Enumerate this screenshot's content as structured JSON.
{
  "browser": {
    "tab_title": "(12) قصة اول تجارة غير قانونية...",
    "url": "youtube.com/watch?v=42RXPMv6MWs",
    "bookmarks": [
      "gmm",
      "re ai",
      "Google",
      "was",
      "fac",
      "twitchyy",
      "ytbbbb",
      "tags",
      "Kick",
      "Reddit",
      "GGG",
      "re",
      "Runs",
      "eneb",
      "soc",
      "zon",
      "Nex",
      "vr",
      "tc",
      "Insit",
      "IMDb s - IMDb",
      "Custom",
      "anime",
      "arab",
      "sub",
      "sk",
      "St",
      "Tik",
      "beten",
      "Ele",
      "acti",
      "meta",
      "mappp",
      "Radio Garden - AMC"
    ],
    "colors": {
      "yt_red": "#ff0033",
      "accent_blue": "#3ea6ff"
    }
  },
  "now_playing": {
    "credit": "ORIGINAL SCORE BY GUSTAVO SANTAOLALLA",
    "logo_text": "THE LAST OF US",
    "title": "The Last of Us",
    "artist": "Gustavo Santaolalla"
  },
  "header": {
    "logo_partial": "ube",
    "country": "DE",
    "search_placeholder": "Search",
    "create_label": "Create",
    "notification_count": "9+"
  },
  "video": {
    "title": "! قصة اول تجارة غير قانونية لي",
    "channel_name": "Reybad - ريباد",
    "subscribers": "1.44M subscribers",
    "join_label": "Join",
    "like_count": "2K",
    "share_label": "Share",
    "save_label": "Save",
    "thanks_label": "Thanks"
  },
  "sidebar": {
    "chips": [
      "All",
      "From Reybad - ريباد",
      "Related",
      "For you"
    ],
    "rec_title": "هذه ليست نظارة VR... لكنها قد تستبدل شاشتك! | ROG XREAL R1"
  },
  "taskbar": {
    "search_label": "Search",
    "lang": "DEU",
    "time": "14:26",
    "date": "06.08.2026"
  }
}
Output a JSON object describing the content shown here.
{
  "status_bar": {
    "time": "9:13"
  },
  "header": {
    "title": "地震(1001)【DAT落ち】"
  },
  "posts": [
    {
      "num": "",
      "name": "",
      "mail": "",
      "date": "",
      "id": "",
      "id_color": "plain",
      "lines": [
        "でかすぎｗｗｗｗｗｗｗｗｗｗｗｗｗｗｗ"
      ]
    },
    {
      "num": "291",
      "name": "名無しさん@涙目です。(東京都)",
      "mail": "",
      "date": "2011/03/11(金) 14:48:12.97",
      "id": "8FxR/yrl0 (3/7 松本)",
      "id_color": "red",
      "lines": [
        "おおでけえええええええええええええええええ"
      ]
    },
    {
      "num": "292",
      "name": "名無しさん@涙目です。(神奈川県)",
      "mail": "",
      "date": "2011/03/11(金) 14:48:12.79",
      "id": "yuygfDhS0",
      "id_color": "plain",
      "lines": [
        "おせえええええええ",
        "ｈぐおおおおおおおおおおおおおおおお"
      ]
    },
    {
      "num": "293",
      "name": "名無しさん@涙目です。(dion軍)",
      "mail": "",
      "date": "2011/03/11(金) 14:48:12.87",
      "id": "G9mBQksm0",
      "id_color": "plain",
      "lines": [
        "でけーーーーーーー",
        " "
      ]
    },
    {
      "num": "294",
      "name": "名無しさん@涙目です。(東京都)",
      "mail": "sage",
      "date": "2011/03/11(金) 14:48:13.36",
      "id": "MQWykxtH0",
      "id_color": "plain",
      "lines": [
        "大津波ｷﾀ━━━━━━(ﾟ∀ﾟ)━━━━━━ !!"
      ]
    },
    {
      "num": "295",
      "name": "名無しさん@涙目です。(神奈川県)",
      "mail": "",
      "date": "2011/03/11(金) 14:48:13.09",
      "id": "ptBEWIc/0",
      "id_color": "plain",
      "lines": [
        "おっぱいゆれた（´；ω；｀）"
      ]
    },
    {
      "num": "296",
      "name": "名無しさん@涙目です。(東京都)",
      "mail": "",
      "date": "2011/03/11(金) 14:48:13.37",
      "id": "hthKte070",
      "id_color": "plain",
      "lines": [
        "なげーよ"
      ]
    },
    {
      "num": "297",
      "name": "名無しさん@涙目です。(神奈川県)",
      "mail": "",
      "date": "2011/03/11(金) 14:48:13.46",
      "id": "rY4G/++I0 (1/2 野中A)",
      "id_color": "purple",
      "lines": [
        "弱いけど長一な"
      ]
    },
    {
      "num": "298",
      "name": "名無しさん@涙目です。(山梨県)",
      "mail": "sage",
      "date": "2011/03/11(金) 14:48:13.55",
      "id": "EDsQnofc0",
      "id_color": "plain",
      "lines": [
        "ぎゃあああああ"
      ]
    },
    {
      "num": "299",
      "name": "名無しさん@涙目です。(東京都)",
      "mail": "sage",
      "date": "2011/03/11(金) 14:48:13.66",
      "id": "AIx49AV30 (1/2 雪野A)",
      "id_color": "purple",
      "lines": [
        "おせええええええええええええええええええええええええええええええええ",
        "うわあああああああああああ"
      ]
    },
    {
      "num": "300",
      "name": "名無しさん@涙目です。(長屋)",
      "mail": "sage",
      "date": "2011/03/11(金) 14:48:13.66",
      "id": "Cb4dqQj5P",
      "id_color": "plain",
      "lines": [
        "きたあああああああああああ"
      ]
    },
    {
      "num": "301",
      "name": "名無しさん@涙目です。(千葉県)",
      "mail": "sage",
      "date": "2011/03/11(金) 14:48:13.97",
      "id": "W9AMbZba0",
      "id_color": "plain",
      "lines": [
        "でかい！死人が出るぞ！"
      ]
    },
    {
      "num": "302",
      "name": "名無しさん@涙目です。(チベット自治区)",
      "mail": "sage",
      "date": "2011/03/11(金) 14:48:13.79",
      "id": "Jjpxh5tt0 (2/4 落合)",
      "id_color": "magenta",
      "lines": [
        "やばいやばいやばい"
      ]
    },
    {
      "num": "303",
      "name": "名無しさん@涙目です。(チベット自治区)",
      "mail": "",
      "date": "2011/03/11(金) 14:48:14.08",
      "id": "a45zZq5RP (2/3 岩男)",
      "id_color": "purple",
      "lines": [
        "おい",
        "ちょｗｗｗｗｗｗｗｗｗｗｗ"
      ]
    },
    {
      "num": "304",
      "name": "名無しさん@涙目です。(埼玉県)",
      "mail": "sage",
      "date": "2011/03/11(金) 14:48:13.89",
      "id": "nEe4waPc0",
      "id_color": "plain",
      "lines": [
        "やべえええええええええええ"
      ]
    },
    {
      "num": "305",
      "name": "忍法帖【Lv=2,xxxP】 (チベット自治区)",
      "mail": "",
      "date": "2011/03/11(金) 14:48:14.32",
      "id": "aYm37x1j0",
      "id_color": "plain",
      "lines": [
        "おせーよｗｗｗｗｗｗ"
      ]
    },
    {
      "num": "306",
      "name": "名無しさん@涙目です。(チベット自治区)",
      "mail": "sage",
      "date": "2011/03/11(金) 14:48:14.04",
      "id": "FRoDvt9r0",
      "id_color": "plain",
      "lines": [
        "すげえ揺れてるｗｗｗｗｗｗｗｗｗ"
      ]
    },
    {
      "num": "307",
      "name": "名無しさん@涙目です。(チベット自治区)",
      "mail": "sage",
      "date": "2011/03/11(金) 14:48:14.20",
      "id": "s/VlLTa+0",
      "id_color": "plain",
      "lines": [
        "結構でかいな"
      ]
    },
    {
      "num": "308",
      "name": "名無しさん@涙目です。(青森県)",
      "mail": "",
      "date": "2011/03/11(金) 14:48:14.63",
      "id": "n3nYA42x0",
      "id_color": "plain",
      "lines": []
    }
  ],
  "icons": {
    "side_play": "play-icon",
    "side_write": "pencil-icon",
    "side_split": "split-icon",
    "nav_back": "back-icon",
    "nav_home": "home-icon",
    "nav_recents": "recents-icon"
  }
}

Task statement — Take the entries above and transcribe them exactly.

Response for this exercise —
Enumerate this screenshot's content as structured JSON.
{
  "browser": {
    "tab_title": "(12) قصة اول تجارة غير قانونية...",
    "url": "youtube.com/watch?v=42RXPMv6MWs",
    "bookmarks": [
      "gmm",
      "re ai",
      "Google",
      "was",
      "fac",
      "twitchyy",
      "ytbbbb",
      "tags",
      "Kick",
      "Reddit",
      "GGG",
      "re",
      "Runs",
      "eneb",
      "soc",
      "zon",
      "Nex",
      "vr",
      "tc",
      "Insit",
      "IMDb s - IMDb",
      "Custom",
      "anime",
      "arab",
      "sub",
      "sk",
      "St",
      "Tik",
      "beten",
      "Ele",
      "acti",
      "meta",
      "mappp",
      "Radio Garden - AMC"
    ],
    "colors": {
      "yt_red": "#ff0033",
      "accent_blue": "#3ea6ff"
    }
  },
  "now_playing": {
    "credit": "ORIGINAL SCORE BY GUSTAVO SANTAOLALLA",
    "logo_text": "THE LAST OF US",
    "title": "The Last of Us",
    "artist": "Gustavo Santaolalla"
  },
  "header": {
    "logo_partial": "ube",
    "country": "DE",
    "search_placeholder": "Search",
    "create_label": "Create",
    "notification_count": "9+"
  },
  "video": {
    "title": "! قصة اول تجارة غير قانونية لي",
    "channel_name": "Reybad - ريباد",
    "subscribers": "1.44M subscribers",
    "join_label": "Join",
    "like_count": "2K",
    "share_label": "Share",
    "save_label": "Save",
    "thanks_label": "Thanks"
  },
  "sidebar": {
    "chips": [
      "All",
      "From Reybad - ريباد",
      "Related",
      "For you"
    ],
    "rec_title": "هذه ليست نظارة VR... لكنها قد تستبدل شاشتك! | ROG XREAL R1"
  },
  "taskbar": {
    "search_label": "Search",
    "lang": "DEU",
    "time": "14:26",
    "date": "06.08.2026"
  }
}
Output a JSON object describing the content shown here.
{
  "status_bar": {
    "time": "9:13"
  },
  "header": {
    "title": "地震(1001)【DAT落ち】"
  },
  "posts": [
    {
      "num": "",
      "name": "",
      "mail": "",
      "date": "",
      "id": "",
      "id_color": "plain",
      "lines": [
        "でかすぎｗｗｗｗｗｗｗｗｗｗｗｗｗｗｗ"
      ]
    },
    {
      "num": "291",
      "name": "名無しさん@涙目です。(東京都)",
      "mail": "",
      "date": "2011/03/11(金) 14:48:12.97",
      "id": "8FxR/yrl0 (3/7 松本)",
      "id_color": "red",
      "lines": [
        "おおでけえええええええええええええええええ"
      ]
    },
    {
      "num": "292",
      "name": "名無しさん@涙目です。(神奈川県)",
      "mail": "",
      "date": "2011/03/11(金) 14:48:12.79",
      "id": "yuygfDhS0",
      "id_color": "plain",
      "lines": [
        "おせえええええええ",
        "ｈぐおおおおおおおおおおおおおおおお"
      ]
    },
    {
      "num": "293",
      "name": "名無しさん@涙目です。(dion軍)",
      "mail": "",
      "date": "2011/03/11(金) 14:48:12.87",
      "id": "G9mBQksm0",
      "id_color": "plain",
      "lines": [
        "でけーーーーーーー",
        " "
      ]
    },
    {
      "num": "294",
      "name": "名無しさん@涙目です。(東京都)",
      "mail": "sage",
      "date": "2011/03/11(金) 14:48:13.36",
      "id": "MQWykxtH0",
      "id_color": "plain",
      "lines": [
        "大津波ｷﾀ━━━━━━(ﾟ∀ﾟ)━━━━━━ !!"
      ]
    },
    {
      "num": "295",
      "name": "名無しさん@涙目です。(神奈川県)",
      "mail": "",
      "date": "2011/03/11(金) 14:48:13.09",
      "id": "ptBEWIc/0",
      "id_color": "plain",
      "lines": [
        "おっぱいゆれた（´；ω；｀）"
      ]
    },
    {
      "num": "296",
      "name": "名無しさん@涙目です。(東京都)",
      "mail": "",
      "date": "2011/03/11(金) 14:48:13.37",
      "id": "hthKte070",
      "id_color": "plain",
      "lines": [
        "なげーよ"
      ]
    },
    {
      "num": "297",
      "name": "名無しさん@涙目です。(神奈川県)",
      "mail": "",
      "date": "2011/03/11(金) 14:48:13.46",
      "id": "rY4G/++I0 (1/2 野中A)",
      "id_color": "purple",
      "lines": [
        "弱いけど長一な"
      ]
    },
    {
      "num": "298",
      "name": "名無しさん@涙目です。(山梨県)",
      "mail": "sage",
      "date": "2011/03/11(金) 14:48:13.55",
      "id": "EDsQnofc0",
      "id_color": "plain",
      "lines": [
        "ぎゃあああああ"
      ]
    },
    {
      "num": "299",
      "name": "名無しさん@涙目です。(東京都)",
      "mail": "sage",
      "date": "2011/03/11(金) 14:48:13.66",
      "id": "AIx49AV30 (1/2 雪野A)",
      "id_color": "purple",
      "lines": [
        "おせええええええええええええええええええええええええええええええええ",
        "うわあああああああああああ"
      ]
    },
    {
      "num": "300",
      "name": "名無しさん@涙目です。(長屋)",
      "mail": "sage",
      "date": "2011/03/11(金) 14:48:13.66",
      "id": "Cb4dqQj5P",
      "id_color": "plain",
      "lines": [
        "きたあああああああああああ"
      ]
    },
    {
      "num": "301",
      "name": "名無しさん@涙目です。(千葉県)",
      "mail": "sage",
      "date": "2011/03/11(金) 14:48:13.97",
      "id": "W9AMbZba0",
      "id_color": "plain",
      "lines": [
        "でかい！死人が出るぞ！"
      ]
    },
    {
      "num": "302",
      "name": "名無しさん@涙目です。(チベット自治区)",
      "mail": "sage",
      "date": "2011/03/11(金) 14:48:13.79",
      "id": "Jjpxh5tt0 (2/4 落合)",
      "id_color": "magenta",
      "lines": [
        "やばいやばいやばい"
      ]
    },
    {
      "num": "303",
      "name": "名無しさん@涙目です。(チベット自治区)",
      "mail": "",
      "date": "2011/03/11(金) 14:48:14.08",
      "id": "a45zZq5RP (2/3 岩男)",
      "id_color": "purple",
      "lines": [
        "おい",
        "ちょｗｗｗｗｗｗｗｗｗｗｗ"
      ]
    },
    {
      "num": "304",
      "name": "名無しさん@涙目です。(埼玉県)",
      "mail": "sage",
      "date": "2011/03/11(金) 14:48:13.89",
      "id": "nEe4waPc0",
      "id_color": "plain",
      "lines": [
        "やべえええええええええええ"
      ]
    },
    {
      "num": "305",
      "name": "忍法帖【Lv=2,xxxP】 (チベット自治区)",
      "mail": "",
      "date": "2011/03/11(金) 14:48:14.32",
      "id": "aYm37x1j0",
      "id_color": "plain",
      "lines": [
        "おせーよｗｗｗｗｗｗ"
      ]
    },
    {
      "num": "306",
      "name": "名無しさん@涙目です。(チベット自治区)",
      "mail": "sage",
      "date": "2011/03/11(金) 14:48:14.04",
      "id": "FRoDvt9r0",
      "id_color": "plain",
      "lines": [
        "すげえ揺れてるｗｗｗｗｗｗｗｗｗ"
      ]
    },
    {
      "num": "307",
      "name": "名無しさん@涙目です。(チベット自治区)",
      "mail": "sage",
      "date": "2011/03/11(金) 14:48:14.20",
      "id": "s/VlLTa+0",
      "id_color": "plain",
      "lines": [
        "結構でかいな"
      ]
    },
    {
      "num": "308",
      "name": "名無しさん@涙目です。(青森県)",
      "mail": "",
      "date": "2011/03/11(金) 14:48:14.63",
      "id": "n3nYA42x0",
      "id_color": "plain",
      "lines": []
    }
  ],
  "icons": {
    "side_play": "play-icon",
    "side_write": "pencil-icon",
    "side_split": "split-icon",
    "nav_back": "back-icon",
    "nav_home": "home-icon",
    "nav_recents": "recents-icon"
  }
}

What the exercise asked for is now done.